The entries need to be copied exactly.

Start of Source material

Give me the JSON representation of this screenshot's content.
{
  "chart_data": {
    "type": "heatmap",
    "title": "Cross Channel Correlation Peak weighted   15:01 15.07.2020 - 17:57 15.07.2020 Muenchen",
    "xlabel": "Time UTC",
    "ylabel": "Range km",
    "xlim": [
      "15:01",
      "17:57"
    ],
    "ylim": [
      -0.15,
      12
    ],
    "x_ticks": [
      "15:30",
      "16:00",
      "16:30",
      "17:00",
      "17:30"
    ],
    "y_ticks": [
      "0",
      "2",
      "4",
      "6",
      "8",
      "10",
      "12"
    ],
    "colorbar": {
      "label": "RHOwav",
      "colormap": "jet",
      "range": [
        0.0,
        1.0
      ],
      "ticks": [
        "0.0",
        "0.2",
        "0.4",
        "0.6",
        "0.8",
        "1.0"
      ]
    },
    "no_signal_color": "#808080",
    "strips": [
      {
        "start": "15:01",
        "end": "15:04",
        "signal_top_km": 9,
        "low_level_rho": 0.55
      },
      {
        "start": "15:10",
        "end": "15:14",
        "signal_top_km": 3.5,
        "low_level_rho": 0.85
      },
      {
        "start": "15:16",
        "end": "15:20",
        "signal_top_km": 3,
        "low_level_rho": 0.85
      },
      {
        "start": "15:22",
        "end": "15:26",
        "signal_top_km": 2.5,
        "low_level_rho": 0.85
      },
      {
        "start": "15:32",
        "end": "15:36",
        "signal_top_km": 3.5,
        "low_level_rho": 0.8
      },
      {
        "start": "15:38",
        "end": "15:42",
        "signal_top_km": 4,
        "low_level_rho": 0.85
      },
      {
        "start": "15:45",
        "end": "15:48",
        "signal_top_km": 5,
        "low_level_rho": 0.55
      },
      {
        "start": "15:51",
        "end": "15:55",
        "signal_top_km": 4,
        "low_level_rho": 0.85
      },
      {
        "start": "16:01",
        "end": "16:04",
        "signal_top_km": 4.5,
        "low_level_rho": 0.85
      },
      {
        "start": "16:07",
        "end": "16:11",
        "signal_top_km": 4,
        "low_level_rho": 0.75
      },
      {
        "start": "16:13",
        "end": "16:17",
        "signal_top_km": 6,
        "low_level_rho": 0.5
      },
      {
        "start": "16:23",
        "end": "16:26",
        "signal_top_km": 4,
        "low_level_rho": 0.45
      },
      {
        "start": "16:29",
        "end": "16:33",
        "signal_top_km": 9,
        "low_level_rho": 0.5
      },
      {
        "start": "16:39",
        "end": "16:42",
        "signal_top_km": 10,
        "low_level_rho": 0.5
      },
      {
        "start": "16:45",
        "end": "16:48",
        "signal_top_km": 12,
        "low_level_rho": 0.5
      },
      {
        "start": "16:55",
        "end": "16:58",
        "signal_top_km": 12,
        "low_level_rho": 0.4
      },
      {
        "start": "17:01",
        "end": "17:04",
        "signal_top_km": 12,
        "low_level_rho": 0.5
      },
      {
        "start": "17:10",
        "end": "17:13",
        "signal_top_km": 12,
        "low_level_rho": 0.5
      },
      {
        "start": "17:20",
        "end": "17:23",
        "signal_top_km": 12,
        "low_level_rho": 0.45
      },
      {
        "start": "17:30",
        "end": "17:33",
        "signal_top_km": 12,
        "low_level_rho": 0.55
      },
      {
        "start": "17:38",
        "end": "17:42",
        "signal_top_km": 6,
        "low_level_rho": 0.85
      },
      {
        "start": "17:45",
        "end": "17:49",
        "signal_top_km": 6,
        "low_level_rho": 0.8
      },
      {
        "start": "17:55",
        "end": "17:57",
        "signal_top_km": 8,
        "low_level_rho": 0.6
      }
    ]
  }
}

End of Source material

Written reply:
Give me the JSON representation of this screenshot's content.
{
  "chart_data": {
    "type": "heatmap",
    "title": "Cross Channel Correlation Peak weighted   15:01 15.07.2020 - 17:57 15.07.2020 Muenchen",
    "xlabel": "Time UTC",
    "ylabel": "Range km",
    "xlim": [
      "15:01",
      "17:57"
    ],
    "ylim": [
      -0.15,
      12
    ],
    "x_ticks": [
      "15:30",
      "16:00",
      "16:30",
      "17:00",
      "17:30"
    ],
    "y_ticks": [
      "0",
      "2",
      "4",
      "6",
      "8",
      "10",
      "12"
    ],
    "colorbar": {
      "label": "RHOwav",
      "colormap": "jet",
      "range": [
        0.0,
        1.0
      ],
      "ticks": [
        "0.0",
        "0.2",
        "0.4",
        "0.6",
        "0.8",
        "1.0"
      ]
    },
    "no_signal_color": "#808080",
    "strips": [
      {
        "start": "15:01",
        "end": "15:04",
        "signal_top_km": 9,
        "low_level_rho": 0.55
      },
      {
        "start": "15:10",
        "end": "15:14",
        "signal_top_km": 3.5,
        "low_level_rho": 0.85
      },
      {
        "start": "15:16",
        "end": "15:20",
        "signal_top_km": 3,
        "low_level_rho": 0.85
      },
      {
        "start": "15:22",
        "end": "15:26",
        "signal_top_km": 2.5,
        "low_level_rho": 0.85
      },
      {
        "start": "15:32",
        "end": "15:36",
        "signal_top_km": 3.5,
        "low_level_rho": 0.8
      },
      {
        "start": "15:38",
        "end": "15:42",
        "signal_top_km": 4,
        "low_level_rho": 0.85
      },
      {
        "start": "15:45",
        "end": "15:48",
        "signal_top_km": 5,
        "low_level_rho": 0.55
      },
      {
        "start": "15:51",
        "end": "15:55",
        "signal_top_km": 4,
        "low_level_rho": 0.85
      },
      {
        "start": "16:01",
        "end": "16:04",
        "signal_top_km": 4.5,
        "low_level_rho": 0.85
      },
      {
        "start": "16:07",
        "end": "16:11",
        "signal_top_km": 4,
        "low_level_rho": 0.75
      },
      {
        "start": "16:13",
        "end": "16:17",
        "signal_top_km": 6,
        "low_level_rho": 0.5
      },
      {
        "start": "16:23",
        "end": "16:26",
        "signal_top_km": 4,
        "low_level_rho": 0.45
      },
      {
        "start": "16:29",
        "end": "16:33",
        "signal_top_km": 9,
        "low_level_rho": 0.5
      },
      {
        "start": "16:39",
        "end": "16:42",
        "signal_top_km": 10,
        "low_level_rho": 0.5
      },
      {
        "start": "16:45",
        "end": "16:48",
        "signal_top_km": 12,
        "low_level_rho": 0.5
      },
      {
        "start": "16:55",
        "end": "16:58",
        "signal_top_km": 12,
        "low_level_rho": 0.4
      },
      {
        "start": "17:01",
        "end": "17:04",
        "signal_top_km": 12,
        "low_level_rho": 0.5
      },
      {
        "start": "17:10",
        "end": "17:13",
        "signal_top_km": 12,
        "low_level_rho": 0.5
      },
      {
        "start": "17:20",
        "end": "17:23",
        "signal_top_km": 12,
        "low_level_rho": 0.45
      },
      {
        "start": "17:30",
        "end": "17:33",
        "signal_top_km": 12,
        "low_level_rho": 0.55
      },
      {
        "start": "17:38",
        "end": "17:42",
        "signal_top_km": 6,
        "low_level_rho": 0.85
      },
      {
        "start": "17:45",
        "end": "17:49",
        "signal_top_km": 6,
        "low_level_rho": 0.8
      },
      {
        "start": "17:55",
        "end": "17:57",
        "signal_top_km": 8,
        "low_level_rho": 0.6
      }
    ]
  }
}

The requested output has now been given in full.